**TASK DETAILS**
Which rows contain the string "value"? Pull out each of them in full.

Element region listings
------

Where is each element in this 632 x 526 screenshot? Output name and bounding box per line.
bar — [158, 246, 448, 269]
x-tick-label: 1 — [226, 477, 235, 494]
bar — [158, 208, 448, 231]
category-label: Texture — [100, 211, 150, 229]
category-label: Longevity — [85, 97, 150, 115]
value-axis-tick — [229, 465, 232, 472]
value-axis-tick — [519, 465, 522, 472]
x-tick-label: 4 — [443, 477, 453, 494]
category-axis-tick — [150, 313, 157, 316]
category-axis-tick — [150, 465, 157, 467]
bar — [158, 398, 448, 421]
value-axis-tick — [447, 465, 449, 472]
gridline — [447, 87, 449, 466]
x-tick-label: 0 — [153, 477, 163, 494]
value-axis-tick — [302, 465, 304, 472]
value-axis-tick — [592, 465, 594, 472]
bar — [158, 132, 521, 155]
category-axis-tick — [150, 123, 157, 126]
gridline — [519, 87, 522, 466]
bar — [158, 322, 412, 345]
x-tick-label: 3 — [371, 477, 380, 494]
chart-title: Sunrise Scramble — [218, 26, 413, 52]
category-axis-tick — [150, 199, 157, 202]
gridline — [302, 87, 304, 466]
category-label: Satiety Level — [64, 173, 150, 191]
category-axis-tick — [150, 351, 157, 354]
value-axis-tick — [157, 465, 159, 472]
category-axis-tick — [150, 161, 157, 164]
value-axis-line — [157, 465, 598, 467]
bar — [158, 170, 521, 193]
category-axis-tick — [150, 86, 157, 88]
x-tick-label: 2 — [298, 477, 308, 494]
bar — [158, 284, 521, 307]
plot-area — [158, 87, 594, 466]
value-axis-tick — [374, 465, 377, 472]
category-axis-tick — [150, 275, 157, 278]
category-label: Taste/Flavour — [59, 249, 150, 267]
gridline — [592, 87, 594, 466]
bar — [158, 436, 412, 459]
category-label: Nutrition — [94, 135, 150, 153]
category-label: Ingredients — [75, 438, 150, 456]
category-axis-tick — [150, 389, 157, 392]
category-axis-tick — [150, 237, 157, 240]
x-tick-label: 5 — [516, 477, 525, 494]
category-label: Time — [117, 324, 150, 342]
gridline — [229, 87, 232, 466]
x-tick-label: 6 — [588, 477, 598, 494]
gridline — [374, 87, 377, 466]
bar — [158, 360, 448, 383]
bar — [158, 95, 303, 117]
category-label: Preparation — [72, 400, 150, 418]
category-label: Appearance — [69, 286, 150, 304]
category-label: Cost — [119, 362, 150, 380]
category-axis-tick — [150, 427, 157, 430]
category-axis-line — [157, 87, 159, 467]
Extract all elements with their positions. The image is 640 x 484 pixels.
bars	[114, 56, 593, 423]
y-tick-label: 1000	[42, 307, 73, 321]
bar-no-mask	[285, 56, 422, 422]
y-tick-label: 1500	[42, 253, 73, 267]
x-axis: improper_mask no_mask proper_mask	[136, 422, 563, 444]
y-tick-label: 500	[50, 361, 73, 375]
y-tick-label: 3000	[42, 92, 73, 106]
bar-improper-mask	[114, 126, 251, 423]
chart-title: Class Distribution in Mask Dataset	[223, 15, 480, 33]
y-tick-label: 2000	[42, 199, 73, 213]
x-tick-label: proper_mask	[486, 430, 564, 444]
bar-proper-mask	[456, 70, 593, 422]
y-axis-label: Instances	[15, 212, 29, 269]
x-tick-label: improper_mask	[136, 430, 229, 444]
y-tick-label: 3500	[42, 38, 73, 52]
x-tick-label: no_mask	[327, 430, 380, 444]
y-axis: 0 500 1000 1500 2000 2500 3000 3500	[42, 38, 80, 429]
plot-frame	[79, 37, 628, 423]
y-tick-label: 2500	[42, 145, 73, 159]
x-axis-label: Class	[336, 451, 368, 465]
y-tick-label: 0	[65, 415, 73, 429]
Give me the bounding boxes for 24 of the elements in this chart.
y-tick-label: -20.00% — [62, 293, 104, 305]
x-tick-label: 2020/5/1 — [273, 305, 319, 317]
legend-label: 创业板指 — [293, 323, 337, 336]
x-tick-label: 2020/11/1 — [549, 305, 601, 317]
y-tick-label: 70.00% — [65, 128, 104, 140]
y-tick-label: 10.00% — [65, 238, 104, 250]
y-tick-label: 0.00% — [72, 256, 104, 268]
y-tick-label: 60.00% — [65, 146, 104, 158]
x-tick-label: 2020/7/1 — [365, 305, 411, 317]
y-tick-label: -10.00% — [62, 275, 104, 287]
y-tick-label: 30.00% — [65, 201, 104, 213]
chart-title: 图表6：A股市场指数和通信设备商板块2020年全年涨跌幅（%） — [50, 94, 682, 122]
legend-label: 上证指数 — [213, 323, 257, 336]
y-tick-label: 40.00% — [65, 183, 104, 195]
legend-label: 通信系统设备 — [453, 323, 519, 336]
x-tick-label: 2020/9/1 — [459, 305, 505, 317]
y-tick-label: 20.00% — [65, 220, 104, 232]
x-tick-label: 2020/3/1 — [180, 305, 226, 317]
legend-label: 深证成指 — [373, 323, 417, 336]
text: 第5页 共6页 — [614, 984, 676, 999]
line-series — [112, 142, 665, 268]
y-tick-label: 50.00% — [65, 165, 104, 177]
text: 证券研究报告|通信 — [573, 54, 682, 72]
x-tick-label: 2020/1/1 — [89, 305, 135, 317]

------

**THE RESPONSE**
value-axis-tick — [229, 465, 232, 472]
value-axis-tick — [519, 465, 522, 472]
value-axis-tick — [447, 465, 449, 472]
value-axis-tick — [302, 465, 304, 472]
value-axis-tick — [592, 465, 594, 472]
value-axis-tick — [157, 465, 159, 472]
value-axis-line — [157, 465, 598, 467]
value-axis-tick — [374, 465, 377, 472]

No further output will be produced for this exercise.